§ **Stated task**
Find the string "Jews" in the data, then copy every line where it is found.

§ **Listed records**

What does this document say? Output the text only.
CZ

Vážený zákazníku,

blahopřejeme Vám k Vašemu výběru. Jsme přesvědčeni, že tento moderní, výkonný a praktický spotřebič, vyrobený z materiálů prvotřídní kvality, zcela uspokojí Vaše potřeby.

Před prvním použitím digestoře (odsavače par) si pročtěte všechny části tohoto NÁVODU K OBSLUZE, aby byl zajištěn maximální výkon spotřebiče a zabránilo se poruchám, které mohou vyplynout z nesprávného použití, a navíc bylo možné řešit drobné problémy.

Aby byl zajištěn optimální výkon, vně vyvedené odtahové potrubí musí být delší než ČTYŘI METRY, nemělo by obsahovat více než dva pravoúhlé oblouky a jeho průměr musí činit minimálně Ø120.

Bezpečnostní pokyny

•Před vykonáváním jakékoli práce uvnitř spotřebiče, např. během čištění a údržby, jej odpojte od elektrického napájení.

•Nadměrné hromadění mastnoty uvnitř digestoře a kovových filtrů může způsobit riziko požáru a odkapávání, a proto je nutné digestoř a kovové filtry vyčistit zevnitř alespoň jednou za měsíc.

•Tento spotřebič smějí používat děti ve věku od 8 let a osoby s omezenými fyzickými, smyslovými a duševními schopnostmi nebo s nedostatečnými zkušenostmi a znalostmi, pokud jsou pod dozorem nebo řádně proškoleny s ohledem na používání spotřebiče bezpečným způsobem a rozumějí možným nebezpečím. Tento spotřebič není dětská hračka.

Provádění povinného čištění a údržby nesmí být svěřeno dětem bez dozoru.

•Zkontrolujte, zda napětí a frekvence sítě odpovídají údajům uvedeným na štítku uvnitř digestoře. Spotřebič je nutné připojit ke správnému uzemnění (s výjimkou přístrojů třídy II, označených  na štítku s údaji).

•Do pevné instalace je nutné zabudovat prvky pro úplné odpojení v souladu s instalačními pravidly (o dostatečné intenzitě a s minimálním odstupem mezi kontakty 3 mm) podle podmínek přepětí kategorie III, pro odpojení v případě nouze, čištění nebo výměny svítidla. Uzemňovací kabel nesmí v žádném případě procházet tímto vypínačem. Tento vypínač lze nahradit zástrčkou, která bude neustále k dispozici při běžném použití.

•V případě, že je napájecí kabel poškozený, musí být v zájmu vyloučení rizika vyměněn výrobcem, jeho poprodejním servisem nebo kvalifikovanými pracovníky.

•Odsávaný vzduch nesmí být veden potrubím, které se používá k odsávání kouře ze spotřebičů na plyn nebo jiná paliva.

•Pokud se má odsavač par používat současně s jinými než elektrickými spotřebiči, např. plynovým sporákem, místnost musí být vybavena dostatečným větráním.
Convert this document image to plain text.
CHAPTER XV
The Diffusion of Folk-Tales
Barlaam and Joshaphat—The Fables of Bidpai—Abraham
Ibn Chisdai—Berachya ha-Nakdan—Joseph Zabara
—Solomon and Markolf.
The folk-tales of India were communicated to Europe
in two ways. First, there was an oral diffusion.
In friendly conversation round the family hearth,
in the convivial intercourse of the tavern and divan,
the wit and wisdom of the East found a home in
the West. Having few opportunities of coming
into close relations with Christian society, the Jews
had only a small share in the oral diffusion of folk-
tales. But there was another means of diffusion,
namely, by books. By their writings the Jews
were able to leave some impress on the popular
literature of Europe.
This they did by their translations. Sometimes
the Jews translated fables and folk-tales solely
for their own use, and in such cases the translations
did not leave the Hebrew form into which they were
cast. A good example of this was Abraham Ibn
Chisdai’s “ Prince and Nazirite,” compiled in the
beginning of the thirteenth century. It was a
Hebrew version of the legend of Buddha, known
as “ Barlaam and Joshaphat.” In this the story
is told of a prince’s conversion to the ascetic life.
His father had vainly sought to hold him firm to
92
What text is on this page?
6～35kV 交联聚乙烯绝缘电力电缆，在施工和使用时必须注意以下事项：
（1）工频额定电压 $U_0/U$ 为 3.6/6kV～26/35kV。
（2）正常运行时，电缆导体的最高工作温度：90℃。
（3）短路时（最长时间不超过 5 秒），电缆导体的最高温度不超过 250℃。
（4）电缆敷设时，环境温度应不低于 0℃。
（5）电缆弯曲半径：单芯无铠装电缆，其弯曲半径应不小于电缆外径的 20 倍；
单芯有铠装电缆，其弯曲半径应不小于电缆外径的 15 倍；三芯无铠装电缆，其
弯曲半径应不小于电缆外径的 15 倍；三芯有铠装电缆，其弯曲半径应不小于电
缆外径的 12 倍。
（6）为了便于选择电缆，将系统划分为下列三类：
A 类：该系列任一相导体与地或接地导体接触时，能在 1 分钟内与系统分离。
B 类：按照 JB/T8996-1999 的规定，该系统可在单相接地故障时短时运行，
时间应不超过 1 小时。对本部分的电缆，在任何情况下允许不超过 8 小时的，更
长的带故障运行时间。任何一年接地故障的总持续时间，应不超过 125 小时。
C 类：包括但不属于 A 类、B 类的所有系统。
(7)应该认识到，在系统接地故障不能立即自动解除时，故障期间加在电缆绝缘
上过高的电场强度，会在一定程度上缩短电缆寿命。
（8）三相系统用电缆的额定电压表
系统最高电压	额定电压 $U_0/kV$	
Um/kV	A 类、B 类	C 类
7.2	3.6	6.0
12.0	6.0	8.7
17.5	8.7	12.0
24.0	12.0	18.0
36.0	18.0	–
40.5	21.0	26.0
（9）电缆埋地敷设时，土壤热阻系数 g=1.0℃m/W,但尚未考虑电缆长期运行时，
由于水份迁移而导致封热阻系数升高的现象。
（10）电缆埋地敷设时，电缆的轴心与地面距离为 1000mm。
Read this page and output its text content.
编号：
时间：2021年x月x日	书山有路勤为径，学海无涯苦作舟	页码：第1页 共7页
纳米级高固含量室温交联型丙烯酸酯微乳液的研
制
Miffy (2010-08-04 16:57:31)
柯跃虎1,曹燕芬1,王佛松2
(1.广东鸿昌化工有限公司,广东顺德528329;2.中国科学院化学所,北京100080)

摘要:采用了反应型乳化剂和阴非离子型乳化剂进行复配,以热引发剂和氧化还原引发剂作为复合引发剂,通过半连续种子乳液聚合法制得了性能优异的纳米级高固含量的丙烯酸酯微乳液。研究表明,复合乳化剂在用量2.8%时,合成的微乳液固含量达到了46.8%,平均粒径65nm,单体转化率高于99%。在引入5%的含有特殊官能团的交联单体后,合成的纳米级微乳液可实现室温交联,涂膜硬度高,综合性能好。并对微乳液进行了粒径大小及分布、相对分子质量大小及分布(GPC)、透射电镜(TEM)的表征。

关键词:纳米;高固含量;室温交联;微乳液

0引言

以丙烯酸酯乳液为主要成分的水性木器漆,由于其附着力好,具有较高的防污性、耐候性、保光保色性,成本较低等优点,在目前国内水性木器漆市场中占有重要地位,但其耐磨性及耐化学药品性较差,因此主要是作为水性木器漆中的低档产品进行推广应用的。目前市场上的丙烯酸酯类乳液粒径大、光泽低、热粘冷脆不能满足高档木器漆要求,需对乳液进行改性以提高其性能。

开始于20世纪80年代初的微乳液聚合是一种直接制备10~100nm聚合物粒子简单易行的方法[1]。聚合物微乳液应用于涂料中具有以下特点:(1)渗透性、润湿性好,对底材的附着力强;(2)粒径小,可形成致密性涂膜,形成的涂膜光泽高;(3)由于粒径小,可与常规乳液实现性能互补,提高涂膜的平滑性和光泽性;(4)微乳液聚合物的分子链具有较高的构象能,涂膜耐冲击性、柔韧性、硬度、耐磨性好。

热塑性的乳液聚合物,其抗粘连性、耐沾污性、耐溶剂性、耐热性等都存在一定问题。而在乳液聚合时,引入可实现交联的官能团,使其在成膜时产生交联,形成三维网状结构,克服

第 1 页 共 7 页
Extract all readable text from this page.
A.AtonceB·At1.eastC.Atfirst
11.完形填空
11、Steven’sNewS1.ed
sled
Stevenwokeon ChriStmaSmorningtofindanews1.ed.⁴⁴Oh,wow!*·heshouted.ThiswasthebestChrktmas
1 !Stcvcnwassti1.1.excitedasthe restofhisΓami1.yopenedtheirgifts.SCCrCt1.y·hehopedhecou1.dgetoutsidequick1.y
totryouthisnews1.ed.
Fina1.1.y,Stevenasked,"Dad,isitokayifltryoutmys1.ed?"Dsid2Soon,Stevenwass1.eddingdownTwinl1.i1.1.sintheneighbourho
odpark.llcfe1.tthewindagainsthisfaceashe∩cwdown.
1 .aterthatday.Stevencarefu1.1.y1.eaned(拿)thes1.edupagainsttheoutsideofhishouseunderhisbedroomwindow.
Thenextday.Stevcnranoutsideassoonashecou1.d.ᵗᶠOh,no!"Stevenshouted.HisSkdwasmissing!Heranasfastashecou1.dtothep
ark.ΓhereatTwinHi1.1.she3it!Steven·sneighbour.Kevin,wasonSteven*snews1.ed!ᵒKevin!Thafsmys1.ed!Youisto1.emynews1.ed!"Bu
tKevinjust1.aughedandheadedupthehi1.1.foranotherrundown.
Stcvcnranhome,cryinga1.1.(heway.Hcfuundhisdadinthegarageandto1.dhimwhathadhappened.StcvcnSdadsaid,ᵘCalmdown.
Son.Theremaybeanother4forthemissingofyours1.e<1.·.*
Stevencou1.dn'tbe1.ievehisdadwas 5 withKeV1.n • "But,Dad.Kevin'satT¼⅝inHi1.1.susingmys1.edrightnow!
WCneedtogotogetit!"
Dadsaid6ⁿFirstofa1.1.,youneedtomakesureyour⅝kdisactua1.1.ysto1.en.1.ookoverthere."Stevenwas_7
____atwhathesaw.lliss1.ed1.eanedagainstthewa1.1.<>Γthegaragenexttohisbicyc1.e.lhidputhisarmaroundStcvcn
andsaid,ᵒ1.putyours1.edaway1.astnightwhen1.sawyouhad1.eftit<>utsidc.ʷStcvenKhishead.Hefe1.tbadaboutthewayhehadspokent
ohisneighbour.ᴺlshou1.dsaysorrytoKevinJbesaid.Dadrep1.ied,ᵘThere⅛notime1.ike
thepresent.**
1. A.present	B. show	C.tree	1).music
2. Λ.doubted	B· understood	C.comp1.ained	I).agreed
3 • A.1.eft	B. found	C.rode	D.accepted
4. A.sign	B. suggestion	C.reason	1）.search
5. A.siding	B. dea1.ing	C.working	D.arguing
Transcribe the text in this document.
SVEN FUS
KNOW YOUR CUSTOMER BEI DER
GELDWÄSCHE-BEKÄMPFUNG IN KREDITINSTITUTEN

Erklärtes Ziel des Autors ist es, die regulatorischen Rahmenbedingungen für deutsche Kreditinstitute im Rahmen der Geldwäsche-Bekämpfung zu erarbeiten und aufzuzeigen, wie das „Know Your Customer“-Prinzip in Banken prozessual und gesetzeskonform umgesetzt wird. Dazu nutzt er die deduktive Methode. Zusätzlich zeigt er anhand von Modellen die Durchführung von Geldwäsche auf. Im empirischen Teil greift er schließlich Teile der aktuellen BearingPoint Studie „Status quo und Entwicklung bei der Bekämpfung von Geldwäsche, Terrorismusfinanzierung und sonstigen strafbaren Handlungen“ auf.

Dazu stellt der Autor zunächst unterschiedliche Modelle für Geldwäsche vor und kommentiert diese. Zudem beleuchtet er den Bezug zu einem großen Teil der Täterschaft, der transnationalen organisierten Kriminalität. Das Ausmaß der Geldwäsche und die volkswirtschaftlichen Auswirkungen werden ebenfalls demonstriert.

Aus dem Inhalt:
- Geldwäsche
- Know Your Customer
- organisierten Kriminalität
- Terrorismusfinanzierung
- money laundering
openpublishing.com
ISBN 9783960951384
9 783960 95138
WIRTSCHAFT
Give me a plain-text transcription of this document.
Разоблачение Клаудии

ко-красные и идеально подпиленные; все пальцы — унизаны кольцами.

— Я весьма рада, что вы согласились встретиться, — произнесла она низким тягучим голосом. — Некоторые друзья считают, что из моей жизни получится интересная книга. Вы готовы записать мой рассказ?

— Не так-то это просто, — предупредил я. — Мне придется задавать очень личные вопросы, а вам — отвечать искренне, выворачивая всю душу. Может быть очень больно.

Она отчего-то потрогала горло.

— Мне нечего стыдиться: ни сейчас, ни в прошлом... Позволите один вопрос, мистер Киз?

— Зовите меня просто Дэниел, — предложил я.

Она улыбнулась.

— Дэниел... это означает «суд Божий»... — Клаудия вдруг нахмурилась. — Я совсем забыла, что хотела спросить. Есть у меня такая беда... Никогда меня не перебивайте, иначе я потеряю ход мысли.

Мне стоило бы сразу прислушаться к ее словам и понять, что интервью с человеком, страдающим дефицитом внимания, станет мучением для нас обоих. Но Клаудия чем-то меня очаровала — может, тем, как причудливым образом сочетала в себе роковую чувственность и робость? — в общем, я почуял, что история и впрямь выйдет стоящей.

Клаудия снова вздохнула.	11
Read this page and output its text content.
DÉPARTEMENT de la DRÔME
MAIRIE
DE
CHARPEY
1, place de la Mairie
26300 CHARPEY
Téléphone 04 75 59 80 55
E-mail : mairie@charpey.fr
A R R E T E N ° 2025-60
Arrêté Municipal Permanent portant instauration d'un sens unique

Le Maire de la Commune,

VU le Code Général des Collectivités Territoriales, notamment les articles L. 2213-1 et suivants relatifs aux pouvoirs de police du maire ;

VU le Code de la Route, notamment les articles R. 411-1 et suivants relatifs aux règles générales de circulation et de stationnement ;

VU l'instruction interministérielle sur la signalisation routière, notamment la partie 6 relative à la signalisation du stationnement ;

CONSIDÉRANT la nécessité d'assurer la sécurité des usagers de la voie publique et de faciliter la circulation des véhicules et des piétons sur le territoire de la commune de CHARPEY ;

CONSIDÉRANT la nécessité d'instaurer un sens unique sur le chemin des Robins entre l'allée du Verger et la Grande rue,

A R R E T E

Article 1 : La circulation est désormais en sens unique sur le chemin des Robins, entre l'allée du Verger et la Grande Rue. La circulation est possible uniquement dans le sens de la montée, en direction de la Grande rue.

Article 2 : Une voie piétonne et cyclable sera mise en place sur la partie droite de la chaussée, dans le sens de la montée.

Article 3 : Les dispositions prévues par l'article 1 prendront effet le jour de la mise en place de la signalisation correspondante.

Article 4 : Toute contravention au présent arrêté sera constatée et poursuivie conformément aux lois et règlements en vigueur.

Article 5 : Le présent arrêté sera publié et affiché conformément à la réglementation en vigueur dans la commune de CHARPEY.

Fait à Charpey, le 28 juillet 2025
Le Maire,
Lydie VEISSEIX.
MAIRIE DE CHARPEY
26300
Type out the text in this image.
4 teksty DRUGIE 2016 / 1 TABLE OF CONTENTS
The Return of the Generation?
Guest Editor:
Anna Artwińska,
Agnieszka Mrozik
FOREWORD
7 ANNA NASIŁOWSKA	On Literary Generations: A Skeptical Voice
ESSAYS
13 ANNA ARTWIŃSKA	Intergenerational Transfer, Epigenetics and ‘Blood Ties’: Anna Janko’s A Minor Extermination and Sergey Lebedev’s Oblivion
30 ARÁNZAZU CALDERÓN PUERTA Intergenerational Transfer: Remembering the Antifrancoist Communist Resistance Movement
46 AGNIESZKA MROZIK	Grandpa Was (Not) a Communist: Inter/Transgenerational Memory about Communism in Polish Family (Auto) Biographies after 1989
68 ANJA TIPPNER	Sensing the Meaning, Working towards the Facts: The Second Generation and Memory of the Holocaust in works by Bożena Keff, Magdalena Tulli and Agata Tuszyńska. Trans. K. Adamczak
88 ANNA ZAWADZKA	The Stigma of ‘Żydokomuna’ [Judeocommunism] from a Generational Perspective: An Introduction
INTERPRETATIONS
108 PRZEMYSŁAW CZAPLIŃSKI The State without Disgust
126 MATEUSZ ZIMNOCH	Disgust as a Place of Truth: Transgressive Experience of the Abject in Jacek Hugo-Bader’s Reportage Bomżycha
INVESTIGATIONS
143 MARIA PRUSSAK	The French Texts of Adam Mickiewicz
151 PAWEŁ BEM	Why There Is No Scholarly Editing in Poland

§ **Answer below**
into close relations with Christian society, the Jews
namely, by books. By their writings the Jews
the Jews translated fables and folk-tales solely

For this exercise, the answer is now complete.